YOUR TASK -> Copy each of the entries below faithfully, setting aside any pictures.

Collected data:
"""

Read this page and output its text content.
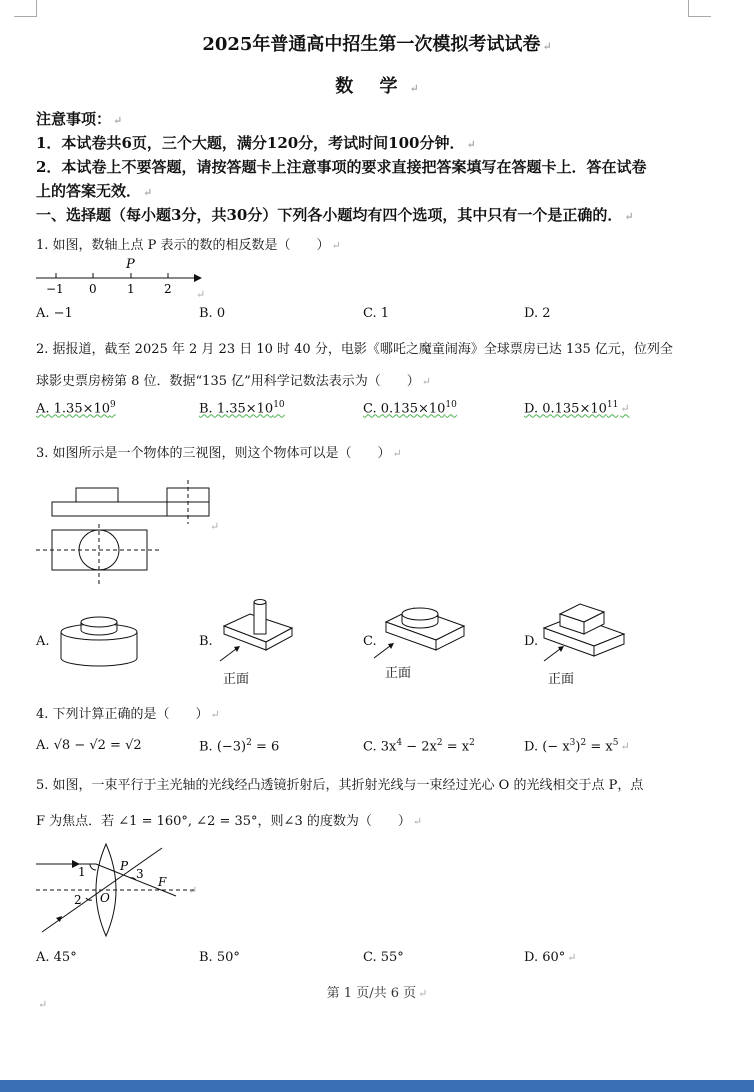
2025年普通高中招生第一次模拟考试试卷 ↵
数 学 ↵
注意事项： ↵
1．本试卷共6页，三个大题，满分120分，考试时间100分钟． ↵
2．本试卷上不要答题，请按答题卡上注意事项的要求直接把答案填写在答题卡上．答在试卷
上的答案无效． ↵
一、选择题（每小题3分，共30分）下列各小题均有四个选项，其中只有一个是正确的． ↵
1. 如图，数轴上点 P 表示的数的相反数是（　　） ↵
P
−1 0	1 2 ↵
A. −1	B. 0	C. 1	D. 2
2. 据报道，截至 2025 年 2 月 23 日 10 时 40 分，电影《哪吒之魔童闹海》全球票房已达 135 亿元，位列全
球影史票房榜第 8 位．数据“135 亿”用科学记数法表示为（　　） ↵
A. $1.35\times 10^9$	B. $1.35\times 10^{10}$	C. $0.135\times 10^{10}$	D. $0.135\times 10^{11}$ ↵
3. 如图所示是一个物体的三视图，则这个物体可以是（　　） ↵
↵
A.	B.
正面
C.
正面
D.
正面
4. 下列计算正确的是（　　） ↵
A. √8 − √2 = √2	B. $(-3)^2 = 6$	C. $3x^4 - 2x^2 = x^2$	D. (− $x^3)^2 = x^5$ ↵
5. 如图，一束平行于主光轴的光线经凸透镜折射后，其折射光线与一束经过光心 O 的光线相交于点 P，点
F 为焦点．若 ∠1 = 160°, ∠2 = 35°，则∠3 的度数为（　　） ↵
1
2
3
P
O
F
↵
A. 45°	B. 50°	C. 55°	D. 60° ↵
第 1 页/共 6 页 ↵
↵
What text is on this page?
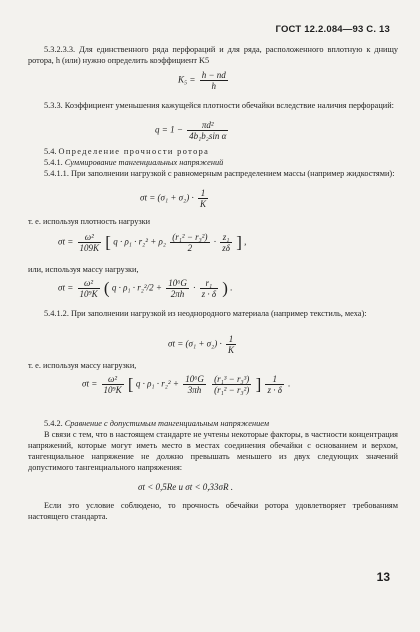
ГОСТ 12.2.084—93 С. 13
5.3.2.3.3. Для единственного ряда перфораций и для ряда, расположенного вплотную к днищу ротора, h (или) нужно определить коэффициент K5
$K_5 = \frac{h - nd}{h}$
5.3.3. Коэффициент уменьшения кажущейся плотности обечайки вследствие наличия перфораций:
$q = 1 - \frac{\text{πd²}}{\text{4b₁b₂sin α}}$
5.4. Определение прочности ротора
5.4.1. Суммирование тангенциальных напряжений
5.4.1.1. При заполнении нагрузкой с равномерным распределением массы (например жидкостями):
$\sigma t = (\sigma_1 + \sigma_2) \cdot \frac{1}{K}$
т. е. используя плотность нагрузки
$\sigma t = \frac{\text{ω²}}{109K}$ [ $q \cdot \rho_1 \cdot r_2^2 + \rho_2 \frac{\text{(r₁² − r₃²)}}{2} \cdot \frac{\text{z₁}}{z\delta}$ ] ,
или, используя массу нагрузки,
$\sigma t = \frac{\text{ω²}}{\text{10⁹K}}$ ( $q \cdot \rho_1 \cdot r_2^2/2 + \frac{\text{10⁶G}}{2\pi h} \cdot \frac{\text{r₁}}{z \cdot \delta}$ ) .
5.4.1.2. При заполнении нагрузкой из неоднородного материала (например текстиль, меха):
$\sigma t = (\sigma_1 + \sigma_2) \cdot \frac{1}{K}$
т. е. используя массу нагрузки,
$\sigma t = \frac{\text{ω²}}{\text{10⁹K}}$ [ $q \cdot \rho_1 \cdot r_2^2 + \frac{\text{10⁶G}}{3\pi h}$
$\frac{\text{(r₁³ − r₃³)}}{\text{(r₁² − r₃²)}}$ ] $\frac{1}{z \cdot \delta}$ .
5.4.2. Сравнение с допустимым тангенциальным напряжением
В связи с тем, что в настоящем стандарте не учтены некоторые факторы, в частности концентрация напряжений, которые могут иметь место в местах соединения обечайки с основанием и верхом, тангенциальное напряжение не должно превышать меньшего из двух следующих значений допустимого тангенциального напряжения:
σt < 0,5Re и σt < 0,33σR .
Если это условие соблюдено, то прочность обечайки ротора удовлетворяет требованиям настоящего стандарта.
13
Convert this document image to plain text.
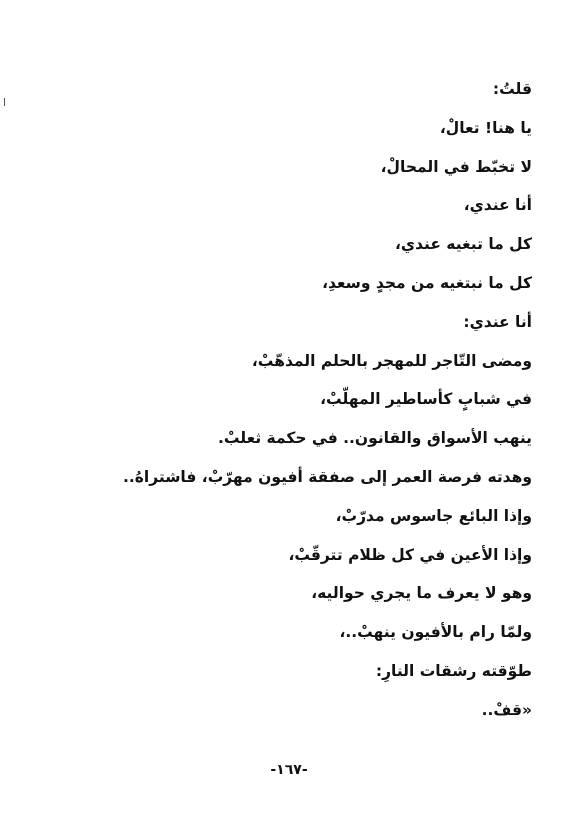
قلتُ:
يا هنا! تعالْ،
لا تخبّط في المحالْ،
أنا عندي،
كل ما تبغيه عندي،
كل ما نبتغيه من مجدٍ وسعدِ،
أنا عندي:
ومضى التّاجر للمهجر بالحلم المذهّبْ،
في شبابٍ كأساطير المهلّبْ،
ينهب الأسواق والقانون.. في حكمة ثعلبْ.
وهدته فرصة العمر إلى صفقة أفيون مهرّبْ، فاشتراهُ..
وإذا البائع جاسوس مدرّبْ،
وإذا الأعين في كل ظلام تترقّبْ،
وهو لا يعرف ما يجري حواليه،
ولمّا رام بالأفيون ينهبْ..،
طوّقته رشقات النارِ:
«قفْ..
-١٦٧-
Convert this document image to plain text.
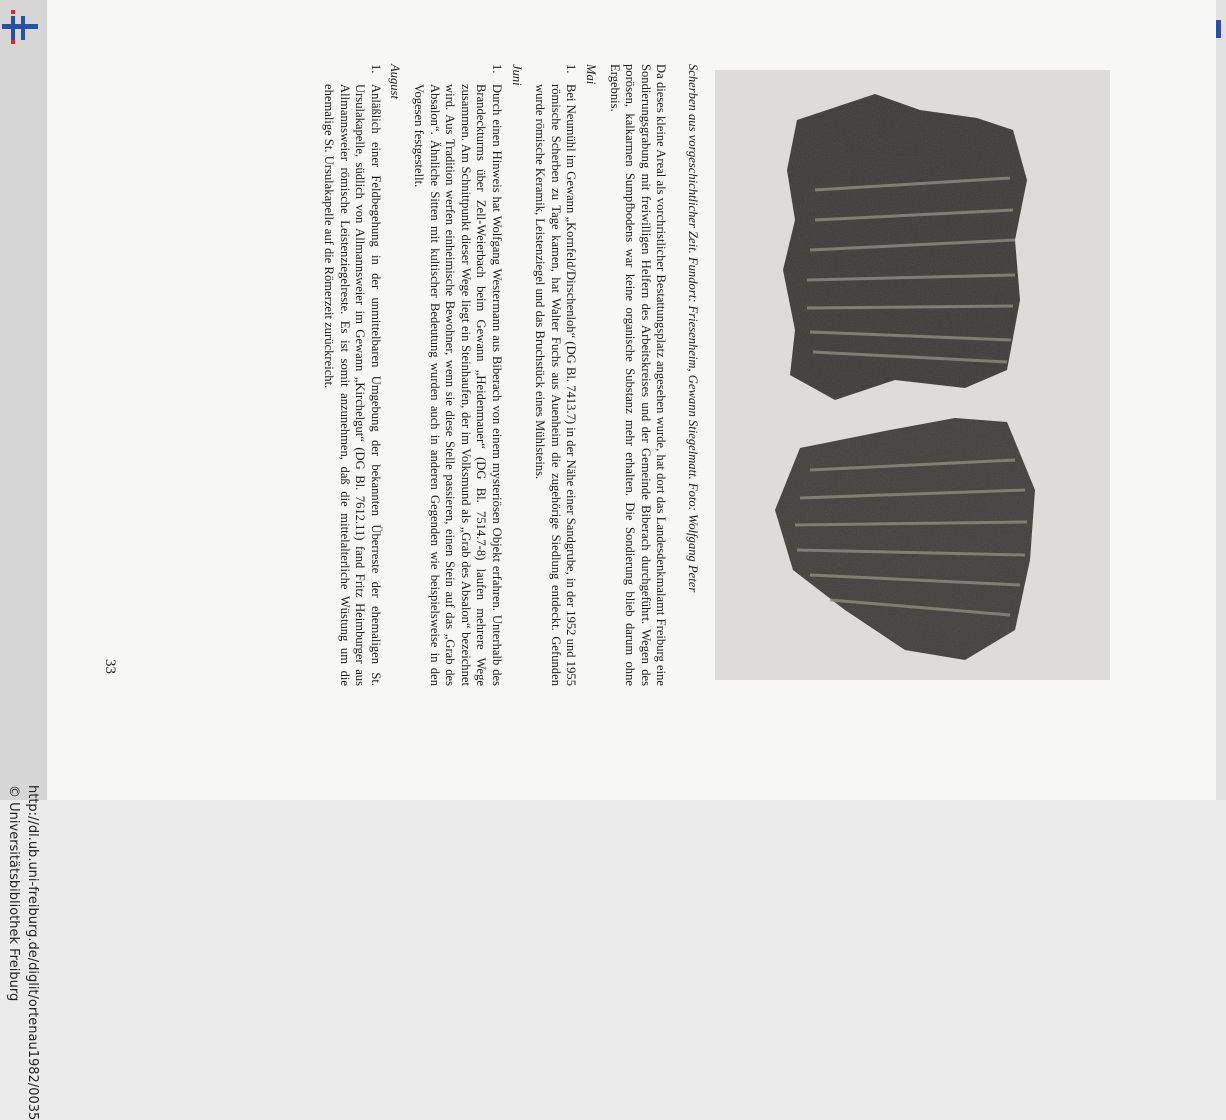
http://dl.ub.uni-freiburg.de/diglit/ortenau1982/0035
© Universitätsbibliothek Freiburg

Scherben aus vorgeschichtlicher Zeit. Fundort: Friesenheim, Gewann Stiegelmatt. Foto: Wolfgang Peter

Da dieses kleine Areal als vorchristlicher Bestattungsplatz angesehen wurde, hat dort das Landesdenkmalamt Freiburg eine Sondierungsgrabung mit freiwilligen Helfern des Arbeitskreises und der Gemeinde Biberach durchgeführt. Wegen des porösen, kalkarmen Sumpfbodens war keine organische Substanz mehr erhalten. Die Sondierung blieb darum ohne Ergebnis.

Mai

1.
Bei Neumühl im Gewann „Kornfeld/Dirschenloh“ (DG Bl. 7413.7) in der Nähe einer Sandgrube, in der 1952 und 1955 römische Scherben zu Tage kamen, hat Walter Fuchs aus Auenheim die zugehörige Siedlung entdeckt. Gefunden wurde römische Keramik, Leistenziegel und das Bruchstück eines Mühlsteins.

Juni

1.
Durch einen Hinweis hat Wolfgang Westermann aus Biberach von einem mysteriösen Objekt erfahren. Unterhalb des Brandeckturms über Zell-Weierbach beim Gewann „Heidenmauer“ (DG Bl. 7514.7-8) laufen mehrere Wege zusammen. Am Schnittpunkt dieser Wege liegt ein Steinhaufen, der im Volksmund als „Grab des Absalon“ bezeichnet wird. Aus Tradition werfen einheimische Bewohner, wenn sie diese Stelle passieren, einen Stein auf das „Grab des Absalon“. Ähnliche Sitten mit kultischer Bedeutung wurden auch in anderen Gegenden wie beispielsweise in den Vogesen festgestellt.

August

1.
Anläßlich einer Feldbegehung in der unmittelbaren Umgebung der bekannten Überreste der ehemaligen St. Ursulakapelle, südlich von Allmannsweier im Gewann „Kirchelgut“ (DG Bl. 7612.11) fand Fritz Heimburger aus Allmannsweier römische Leistenziegelreste. Es ist somit anzunehmen, daß die mittelalterliche Wüstung um die ehemalige St. Ursulakapelle auf die Römerzeit zurückreicht.
33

"""

RESPONSE ->
Read this page and output its text content.
2025年普通高中招生第一次模拟考试试卷 ↵
数 学 ↵
注意事项： ↵
1．本试卷共6页，三个大题，满分120分，考试时间100分钟． ↵
2．本试卷上不要答题，请按答题卡上注意事项的要求直接把答案填写在答题卡上．答在试卷
上的答案无效． ↵
一、选择题（每小题3分，共30分）下列各小题均有四个选项，其中只有一个是正确的． ↵
1. 如图，数轴上点 P 表示的数的相反数是（　　） ↵
P
−1 0	1 2 ↵
A. −1	B. 0	C. 1	D. 2
2. 据报道，截至 2025 年 2 月 23 日 10 时 40 分，电影《哪吒之魔童闹海》全球票房已达 135 亿元，位列全
球影史票房榜第 8 位．数据“135 亿”用科学记数法表示为（　　） ↵
A. $1.35\times 10^9$	B. $1.35\times 10^{10}$	C. $0.135\times 10^{10}$	D. $0.135\times 10^{11}$ ↵
3. 如图所示是一个物体的三视图，则这个物体可以是（　　） ↵
↵
A.	B.
正面
C.
正面
D.
正面
4. 下列计算正确的是（　　） ↵
A. √8 − √2 = √2	B. $(-3)^2 = 6$	C. $3x^4 - 2x^2 = x^2$	D. (− $x^3)^2 = x^5$ ↵
5. 如图，一束平行于主光轴的光线经凸透镜折射后，其折射光线与一束经过光心 O 的光线相交于点 P，点
F 为焦点．若 ∠1 = 160°, ∠2 = 35°，则∠3 的度数为（　　） ↵
1
2
3
P
O
F
↵
A. 45°	B. 50°	C. 55°	D. 60° ↵
第 1 页/共 6 页 ↵
↵
What text is on this page?
ГОСТ 12.2.084—93 С. 13
5.3.2.3.3. Для единственного ряда перфораций и для ряда, расположенного вплотную к днищу ротора, h (или) нужно определить коэффициент K5
$K_5 = \frac{h - nd}{h}$
5.3.3. Коэффициент уменьшения кажущейся плотности обечайки вследствие наличия перфораций:
$q = 1 - \frac{\text{πd²}}{\text{4b₁b₂sin α}}$
5.4. Определение прочности ротора
5.4.1. Суммирование тангенциальных напряжений
5.4.1.1. При заполнении нагрузкой с равномерным распределением массы (например жидкостями):
$\sigma t = (\sigma_1 + \sigma_2) \cdot \frac{1}{K}$
т. е. используя плотность нагрузки
$\sigma t = \frac{\text{ω²}}{109K}$ [ $q \cdot \rho_1 \cdot r_2^2 + \rho_2 \frac{\text{(r₁² − r₃²)}}{2} \cdot \frac{\text{z₁}}{z\delta}$ ] ,
или, используя массу нагрузки,
$\sigma t = \frac{\text{ω²}}{\text{10⁹K}}$ ( $q \cdot \rho_1 \cdot r_2^2/2 + \frac{\text{10⁶G}}{2\pi h} \cdot \frac{\text{r₁}}{z \cdot \delta}$ ) .
5.4.1.2. При заполнении нагрузкой из неоднородного материала (например текстиль, меха):
$\sigma t = (\sigma_1 + \sigma_2) \cdot \frac{1}{K}$
т. е. используя массу нагрузки,
$\sigma t = \frac{\text{ω²}}{\text{10⁹K}}$ [ $q \cdot \rho_1 \cdot r_2^2 + \frac{\text{10⁶G}}{3\pi h}$
$\frac{\text{(r₁³ − r₃³)}}{\text{(r₁² − r₃²)}}$ ] $\frac{1}{z \cdot \delta}$ .
5.4.2. Сравнение с допустимым тангенциальным напряжением
В связи с тем, что в настоящем стандарте не учтены некоторые факторы, в частности концентрация напряжений, которые могут иметь место в местах соединения обечайки с основанием и верхом, тангенциальное напряжение не должно превышать меньшего из двух следующих значений допустимого тангенциального напряжения:
σt < 0,5Re и σt < 0,33σR .
Если это условие соблюдено, то прочность обечайки ротора удовлетворяет требованиям настоящего стандарта.
13
Convert this document image to plain text.
قلتُ:
يا هنا! تعالْ،
لا تخبّط في المحالْ،
أنا عندي،
كل ما تبغيه عندي،
كل ما نبتغيه من مجدٍ وسعدِ،
أنا عندي:
ومضى التّاجر للمهجر بالحلم المذهّبْ،
في شبابٍ كأساطير المهلّبْ،
ينهب الأسواق والقانون.. في حكمة ثعلبْ.
وهدته فرصة العمر إلى صفقة أفيون مهرّبْ، فاشتراهُ..
وإذا البائع جاسوس مدرّبْ،
وإذا الأعين في كل ظلام تترقّبْ،
وهو لا يعرف ما يجري حواليه،
ولمّا رام بالأفيون ينهبْ..،
طوّقته رشقات النارِ:
«قفْ..
-١٦٧-
Convert this document image to plain text.
http://dl.ub.uni-freiburg.de/diglit/ortenau1982/0035
© Universitätsbibliothek Freiburg

Scherben aus vorgeschichtlicher Zeit. Fundort: Friesenheim, Gewann Stiegelmatt. Foto: Wolfgang Peter

Da dieses kleine Areal als vorchristlicher Bestattungsplatz angesehen wurde, hat dort das Landesdenkmalamt Freiburg eine Sondierungsgrabung mit freiwilligen Helfern des Arbeitskreises und der Gemeinde Biberach durchgeführt. Wegen des porösen, kalkarmen Sumpfbodens war keine organische Substanz mehr erhalten. Die Sondierung blieb darum ohne Ergebnis.

Mai

1.
Bei Neumühl im Gewann „Kornfeld/Dirschenloh“ (DG Bl. 7413.7) in der Nähe einer Sandgrube, in der 1952 und 1955 römische Scherben zu Tage kamen, hat Walter Fuchs aus Auenheim die zugehörige Siedlung entdeckt. Gefunden wurde römische Keramik, Leistenziegel und das Bruchstück eines Mühlsteins.

Juni

1.
Durch einen Hinweis hat Wolfgang Westermann aus Biberach von einem mysteriösen Objekt erfahren. Unterhalb des Brandeckturms über Zell-Weierbach beim Gewann „Heidenmauer“ (DG Bl. 7514.7-8) laufen mehrere Wege zusammen. Am Schnittpunkt dieser Wege liegt ein Steinhaufen, der im Volksmund als „Grab des Absalon“ bezeichnet wird. Aus Tradition werfen einheimische Bewohner, wenn sie diese Stelle passieren, einen Stein auf das „Grab des Absalon“. Ähnliche Sitten mit kultischer Bedeutung wurden auch in anderen Gegenden wie beispielsweise in den Vogesen festgestellt.

August

1.
Anläßlich einer Feldbegehung in der unmittelbaren Umgebung der bekannten Überreste der ehemaligen St. Ursulakapelle, südlich von Allmannsweier im Gewann „Kirchelgut“ (DG Bl. 7612.11) fand Fritz Heimburger aus Allmannsweier römische Leistenziegelreste. Es ist somit anzunehmen, daß die mittelalterliche Wüstung um die ehemalige St. Ursulakapelle auf die Römerzeit zurückreicht.
33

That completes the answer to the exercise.